== WHAT YOU SHOULD DO ==
Extract the full listing verbatim and drop any pictures from your copy.

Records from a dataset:
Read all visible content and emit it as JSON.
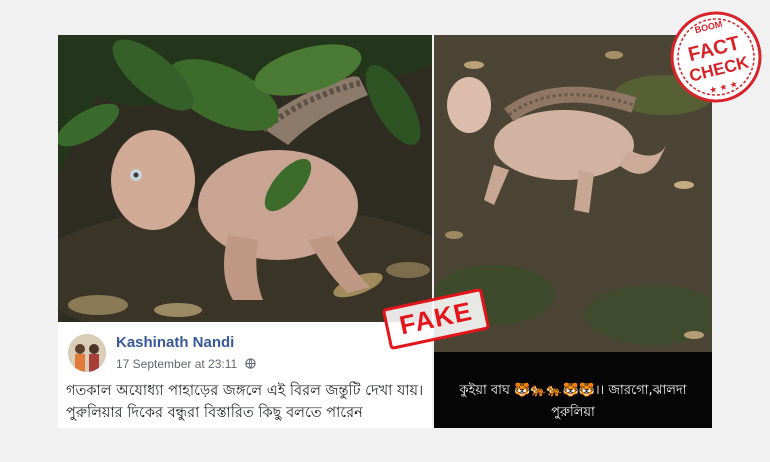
{
  "post": {
    "author": "Kashinath Nandi",
    "timestamp": "17 September at 23:11",
    "privacy_icon": "globe-icon",
    "caption_line1": "গতকাল অযোধ্যা পাহাড়ের জঙ্গলে এই বিরল জন্তুটি দেখা যায়।",
    "caption_line2": "পুরুলিয়ার দিকের বন্ধুরা বিস্তারিত কিছু বলতে পারেন"
  },
  "right_panel": {
    "caption_line1": "কুইয়া বাঘ 🐯🐅🐅🐯🐯।। জারগো,ঝালদা",
    "caption_line2": "পুরুলিয়া"
  },
  "stamp": {
    "label": "FAKE",
    "color": "#e4141b"
  },
  "seal": {
    "brand": "BOOM",
    "line1": "FACT",
    "line2": "CHECK",
    "color": "#d9232a"
  }
}
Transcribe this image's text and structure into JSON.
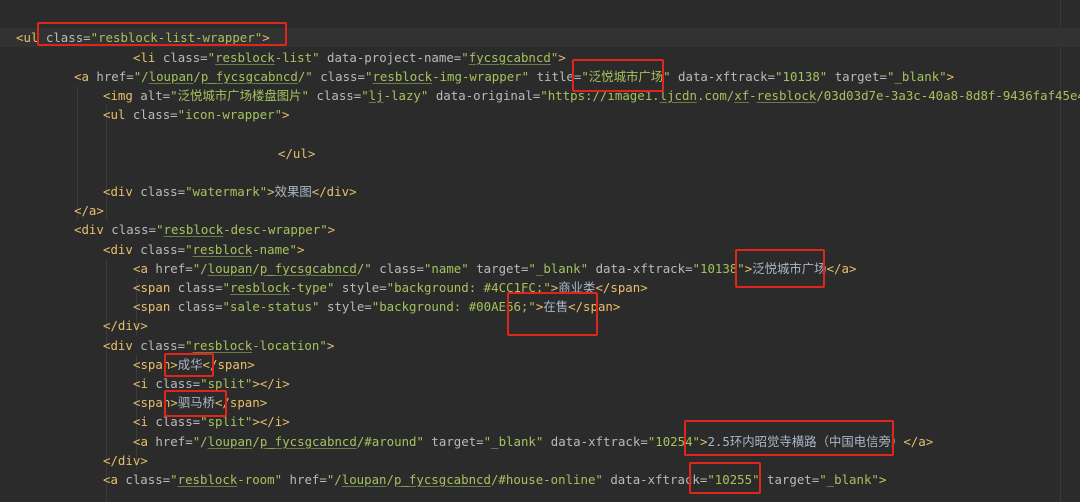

== WRITTEN RESPONSE ==
Read all visible content and emit it as JSON.
{
  "post": {
    "author": "Kashinath Nandi",
    "timestamp": "17 September at 23:11",
    "privacy_icon": "globe-icon",
    "caption_line1": "গতকাল অযোধ্যা পাহাড়ের জঙ্গলে এই বিরল জন্তুটি দেখা যায়।",
    "caption_line2": "পুরুলিয়ার দিকের বন্ধুরা বিস্তারিত কিছু বলতে পারেন"
  },
  "right_panel": {
    "caption_line1": "কুইয়া বাঘ 🐯🐅🐅🐯🐯।। জারগো,ঝালদা",
    "caption_line2": "পুরুলিয়া"
  },
  "stamp": {
    "label": "FAKE",
    "color": "#e4141b"
  },
  "seal": {
    "brand": "BOOM",
    "line1": "FACT",
    "line2": "CHECK",
    "color": "#d9232a"
  }
}
Transcribe this image's text and structure into JSON.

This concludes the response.